_WHAT NEEDS TO BE DONE_: An exact copy of the records is required, minus the pictures they hold.

===== RECORDS SHOWN =====

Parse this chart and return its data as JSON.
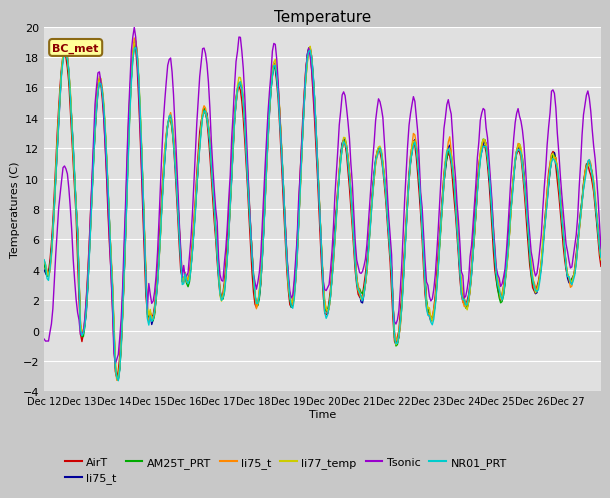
{
  "title": "Temperature",
  "xlabel": "Time",
  "ylabel": "Temperatures (C)",
  "ylim": [
    -4,
    20
  ],
  "xlim": [
    0,
    383
  ],
  "fig_bg": "#c8c8c8",
  "plot_bg": "#e0e0e0",
  "annotation_text": "BC_met",
  "annotation_bg": "#ffff99",
  "annotation_border": "#8B6914",
  "annotation_text_color": "#8B0000",
  "x_tick_labels": [
    "Dec 12",
    "Dec 13",
    "Dec 14",
    "Dec 15",
    "Dec 16",
    "Dec 17",
    "Dec 18",
    "Dec 19",
    "Dec 20",
    "Dec 21",
    "Dec 22",
    "Dec 23",
    "Dec 24",
    "Dec 25",
    "Dec 26",
    "Dec 27"
  ],
  "x_tick_positions": [
    0,
    24,
    48,
    72,
    96,
    120,
    144,
    168,
    192,
    216,
    240,
    264,
    288,
    312,
    336,
    360
  ],
  "series_colors": {
    "AirT": "#cc0000",
    "li75_t_blue": "#000099",
    "AM25T_PRT": "#00aa00",
    "li75_t_orange": "#ff8800",
    "li77_temp": "#cccc00",
    "Tsonic": "#9900cc",
    "NR01_PRT": "#00cccc"
  },
  "legend_entries": [
    {
      "label": "AirT",
      "color": "#cc0000"
    },
    {
      "label": "li75_t",
      "color": "#000099"
    },
    {
      "label": "AM25T_PRT",
      "color": "#00aa00"
    },
    {
      "label": "li75_t",
      "color": "#ff8800"
    },
    {
      "label": "li77_temp",
      "color": "#cccc00"
    },
    {
      "label": "Tsonic",
      "color": "#9900cc"
    },
    {
      "label": "NR01_PRT",
      "color": "#00cccc"
    }
  ]
}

=====

_PROBLEM SOLUTION_:
Parse this chart and return its data as JSON.
{
  "title": "Temperature",
  "xlabel": "Time",
  "ylabel": "Temperatures (C)",
  "ylim": [
    -4,
    20
  ],
  "xlim": [
    0,
    383
  ],
  "fig_bg": "#c8c8c8",
  "plot_bg": "#e0e0e0",
  "annotation_text": "BC_met",
  "annotation_bg": "#ffff99",
  "annotation_border": "#8B6914",
  "annotation_text_color": "#8B0000",
  "x_tick_labels": [
    "Dec 12",
    "Dec 13",
    "Dec 14",
    "Dec 15",
    "Dec 16",
    "Dec 17",
    "Dec 18",
    "Dec 19",
    "Dec 20",
    "Dec 21",
    "Dec 22",
    "Dec 23",
    "Dec 24",
    "Dec 25",
    "Dec 26",
    "Dec 27"
  ],
  "x_tick_positions": [
    0,
    24,
    48,
    72,
    96,
    120,
    144,
    168,
    192,
    216,
    240,
    264,
    288,
    312,
    336,
    360
  ],
  "series_colors": {
    "AirT": "#cc0000",
    "li75_t_blue": "#000099",
    "AM25T_PRT": "#00aa00",
    "li75_t_orange": "#ff8800",
    "li77_temp": "#cccc00",
    "Tsonic": "#9900cc",
    "NR01_PRT": "#00cccc"
  },
  "legend_entries": [
    {
      "label": "AirT",
      "color": "#cc0000"
    },
    {
      "label": "li75_t",
      "color": "#000099"
    },
    {
      "label": "AM25T_PRT",
      "color": "#00aa00"
    },
    {
      "label": "li75_t",
      "color": "#ff8800"
    },
    {
      "label": "li77_temp",
      "color": "#cccc00"
    },
    {
      "label": "Tsonic",
      "color": "#9900cc"
    },
    {
      "label": "NR01_PRT",
      "color": "#00cccc"
    }
  ]
}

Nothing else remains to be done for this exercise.